= DIRECTIONS FOR THIS TASK =
Below is a block of records; repeat each one exactly.

= Dataset items =
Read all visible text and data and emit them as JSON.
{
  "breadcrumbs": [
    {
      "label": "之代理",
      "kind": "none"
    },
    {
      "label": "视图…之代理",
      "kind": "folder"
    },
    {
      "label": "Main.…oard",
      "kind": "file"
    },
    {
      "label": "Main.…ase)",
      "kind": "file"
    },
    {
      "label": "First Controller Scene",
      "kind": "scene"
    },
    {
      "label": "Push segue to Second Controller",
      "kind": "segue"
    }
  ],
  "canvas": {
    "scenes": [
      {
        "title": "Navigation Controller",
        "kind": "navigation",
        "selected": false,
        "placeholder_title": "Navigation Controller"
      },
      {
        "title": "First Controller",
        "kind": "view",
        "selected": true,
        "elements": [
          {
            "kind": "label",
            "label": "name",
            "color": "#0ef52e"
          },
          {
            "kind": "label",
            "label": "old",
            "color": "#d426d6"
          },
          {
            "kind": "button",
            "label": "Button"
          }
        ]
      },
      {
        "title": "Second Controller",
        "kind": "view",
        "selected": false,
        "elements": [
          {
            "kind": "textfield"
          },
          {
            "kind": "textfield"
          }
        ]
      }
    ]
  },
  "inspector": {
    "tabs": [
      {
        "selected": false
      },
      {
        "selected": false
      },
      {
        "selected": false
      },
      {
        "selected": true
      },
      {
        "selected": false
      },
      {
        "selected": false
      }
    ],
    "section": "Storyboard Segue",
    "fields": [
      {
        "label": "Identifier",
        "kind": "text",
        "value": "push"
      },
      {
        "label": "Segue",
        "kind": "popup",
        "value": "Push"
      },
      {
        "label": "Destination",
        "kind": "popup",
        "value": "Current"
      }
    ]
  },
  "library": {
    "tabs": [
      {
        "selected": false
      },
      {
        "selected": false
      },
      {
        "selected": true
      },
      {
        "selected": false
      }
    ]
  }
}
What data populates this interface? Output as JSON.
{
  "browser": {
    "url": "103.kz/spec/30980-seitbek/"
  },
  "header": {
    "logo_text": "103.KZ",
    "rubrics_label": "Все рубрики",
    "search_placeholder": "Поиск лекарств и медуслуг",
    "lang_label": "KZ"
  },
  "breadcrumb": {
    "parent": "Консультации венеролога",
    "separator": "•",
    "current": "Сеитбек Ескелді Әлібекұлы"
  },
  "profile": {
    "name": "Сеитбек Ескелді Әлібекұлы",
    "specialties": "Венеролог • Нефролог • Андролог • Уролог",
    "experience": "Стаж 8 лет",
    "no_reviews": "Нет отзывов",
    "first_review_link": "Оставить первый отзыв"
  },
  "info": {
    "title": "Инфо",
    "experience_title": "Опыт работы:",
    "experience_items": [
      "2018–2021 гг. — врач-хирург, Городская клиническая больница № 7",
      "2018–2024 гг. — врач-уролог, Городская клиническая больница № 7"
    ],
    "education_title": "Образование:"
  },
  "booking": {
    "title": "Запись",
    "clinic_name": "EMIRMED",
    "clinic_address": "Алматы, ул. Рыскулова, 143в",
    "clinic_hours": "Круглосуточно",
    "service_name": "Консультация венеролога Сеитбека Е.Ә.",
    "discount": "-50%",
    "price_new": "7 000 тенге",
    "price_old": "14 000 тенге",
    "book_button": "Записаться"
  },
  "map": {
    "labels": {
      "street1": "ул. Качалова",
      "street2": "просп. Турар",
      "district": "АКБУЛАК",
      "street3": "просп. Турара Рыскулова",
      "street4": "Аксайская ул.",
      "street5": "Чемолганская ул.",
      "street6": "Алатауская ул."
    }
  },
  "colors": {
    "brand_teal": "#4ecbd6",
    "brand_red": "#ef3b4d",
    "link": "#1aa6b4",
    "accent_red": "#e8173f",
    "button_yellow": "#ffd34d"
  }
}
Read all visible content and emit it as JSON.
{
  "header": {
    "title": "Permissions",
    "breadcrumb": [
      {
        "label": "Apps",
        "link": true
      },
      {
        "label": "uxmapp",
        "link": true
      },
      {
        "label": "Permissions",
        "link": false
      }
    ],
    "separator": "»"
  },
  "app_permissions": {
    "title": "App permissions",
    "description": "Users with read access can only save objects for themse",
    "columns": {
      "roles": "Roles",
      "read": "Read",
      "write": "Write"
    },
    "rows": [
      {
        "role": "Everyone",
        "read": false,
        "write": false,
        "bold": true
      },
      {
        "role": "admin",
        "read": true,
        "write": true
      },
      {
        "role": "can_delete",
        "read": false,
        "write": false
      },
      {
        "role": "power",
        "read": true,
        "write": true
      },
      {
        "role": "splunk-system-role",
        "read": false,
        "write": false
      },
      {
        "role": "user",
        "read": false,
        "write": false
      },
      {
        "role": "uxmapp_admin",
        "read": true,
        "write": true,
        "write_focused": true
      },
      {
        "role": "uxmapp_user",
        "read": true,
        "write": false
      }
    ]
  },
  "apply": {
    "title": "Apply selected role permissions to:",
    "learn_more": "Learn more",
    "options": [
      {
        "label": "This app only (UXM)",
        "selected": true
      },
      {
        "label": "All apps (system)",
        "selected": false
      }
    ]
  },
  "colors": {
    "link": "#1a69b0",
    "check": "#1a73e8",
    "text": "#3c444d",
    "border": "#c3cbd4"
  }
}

= FINAL RESULT =
Read all visible text and data and emit them as JSON.
{
  "breadcrumbs": [
    {
      "label": "之代理",
      "kind": "none"
    },
    {
      "label": "视图…之代理",
      "kind": "folder"
    },
    {
      "label": "Main.…oard",
      "kind": "file"
    },
    {
      "label": "Main.…ase)",
      "kind": "file"
    },
    {
      "label": "First Controller Scene",
      "kind": "scene"
    },
    {
      "label": "Push segue to Second Controller",
      "kind": "segue"
    }
  ],
  "canvas": {
    "scenes": [
      {
        "title": "Navigation Controller",
        "kind": "navigation",
        "selected": false,
        "placeholder_title": "Navigation Controller"
      },
      {
        "title": "First Controller",
        "kind": "view",
        "selected": true,
        "elements": [
          {
            "kind": "label",
            "label": "name",
            "color": "#0ef52e"
          },
          {
            "kind": "label",
            "label": "old",
            "color": "#d426d6"
          },
          {
            "kind": "button",
            "label": "Button"
          }
        ]
      },
      {
        "title": "Second Controller",
        "kind": "view",
        "selected": false,
        "elements": [
          {
            "kind": "textfield"
          },
          {
            "kind": "textfield"
          }
        ]
      }
    ]
  },
  "inspector": {
    "tabs": [
      {
        "selected": false
      },
      {
        "selected": false
      },
      {
        "selected": false
      },
      {
        "selected": true
      },
      {
        "selected": false
      },
      {
        "selected": false
      }
    ],
    "section": "Storyboard Segue",
    "fields": [
      {
        "label": "Identifier",
        "kind": "text",
        "value": "push"
      },
      {
        "label": "Segue",
        "kind": "popup",
        "value": "Push"
      },
      {
        "label": "Destination",
        "kind": "popup",
        "value": "Current"
      }
    ]
  },
  "library": {
    "tabs": [
      {
        "selected": false
      },
      {
        "selected": false
      },
      {
        "selected": true
      },
      {
        "selected": false
      }
    ]
  }
}
What data populates this interface? Output as JSON.
{
  "browser": {
    "url": "103.kz/spec/30980-seitbek/"
  },
  "header": {
    "logo_text": "103.KZ",
    "rubrics_label": "Все рубрики",
    "search_placeholder": "Поиск лекарств и медуслуг",
    "lang_label": "KZ"
  },
  "breadcrumb": {
    "parent": "Консультации венеролога",
    "separator": "•",
    "current": "Сеитбек Ескелді Әлібекұлы"
  },
  "profile": {
    "name": "Сеитбек Ескелді Әлібекұлы",
    "specialties": "Венеролог • Нефролог • Андролог • Уролог",
    "experience": "Стаж 8 лет",
    "no_reviews": "Нет отзывов",
    "first_review_link": "Оставить первый отзыв"
  },
  "info": {
    "title": "Инфо",
    "experience_title": "Опыт работы:",
    "experience_items": [
      "2018–2021 гг. — врач-хирург, Городская клиническая больница № 7",
      "2018–2024 гг. — врач-уролог, Городская клиническая больница № 7"
    ],
    "education_title": "Образование:"
  },
  "booking": {
    "title": "Запись",
    "clinic_name": "EMIRMED",
    "clinic_address": "Алматы, ул. Рыскулова, 143в",
    "clinic_hours": "Круглосуточно",
    "service_name": "Консультация венеролога Сеитбека Е.Ә.",
    "discount": "-50%",
    "price_new": "7 000 тенге",
    "price_old": "14 000 тенге",
    "book_button": "Записаться"
  },
  "map": {
    "labels": {
      "street1": "ул. Качалова",
      "street2": "просп. Турар",
      "district": "АКБУЛАК",
      "street3": "просп. Турара Рыскулова",
      "street4": "Аксайская ул.",
      "street5": "Чемолганская ул.",
      "street6": "Алатауская ул."
    }
  },
  "colors": {
    "brand_teal": "#4ecbd6",
    "brand_red": "#ef3b4d",
    "link": "#1aa6b4",
    "accent_red": "#e8173f",
    "button_yellow": "#ffd34d"
  }
}
Read all visible content and emit it as JSON.
{
  "header": {
    "title": "Permissions",
    "breadcrumb": [
      {
        "label": "Apps",
        "link": true
      },
      {
        "label": "uxmapp",
        "link": true
      },
      {
        "label": "Permissions",
        "link": false
      }
    ],
    "separator": "»"
  },
  "app_permissions": {
    "title": "App permissions",
    "description": "Users with read access can only save objects for themse",
    "columns": {
      "roles": "Roles",
      "read": "Read",
      "write": "Write"
    },
    "rows": [
      {
        "role": "Everyone",
        "read": false,
        "write": false,
        "bold": true
      },
      {
        "role": "admin",
        "read": true,
        "write": true
      },
      {
        "role": "can_delete",
        "read": false,
        "write": false
      },
      {
        "role": "power",
        "read": true,
        "write": true
      },
      {
        "role": "splunk-system-role",
        "read": false,
        "write": false
      },
      {
        "role": "user",
        "read": false,
        "write": false
      },
      {
        "role": "uxmapp_admin",
        "read": true,
        "write": true,
        "write_focused": true
      },
      {
        "role": "uxmapp_user",
        "read": true,
        "write": false
      }
    ]
  },
  "apply": {
    "title": "Apply selected role permissions to:",
    "learn_more": "Learn more",
    "options": [
      {
        "label": "This app only (UXM)",
        "selected": true
      },
      {
        "label": "All apps (system)",
        "selected": false
      }
    ]
  },
  "colors": {
    "link": "#1a69b0",
    "check": "#1a73e8",
    "text": "#3c444d",
    "border": "#c3cbd4"
  }
}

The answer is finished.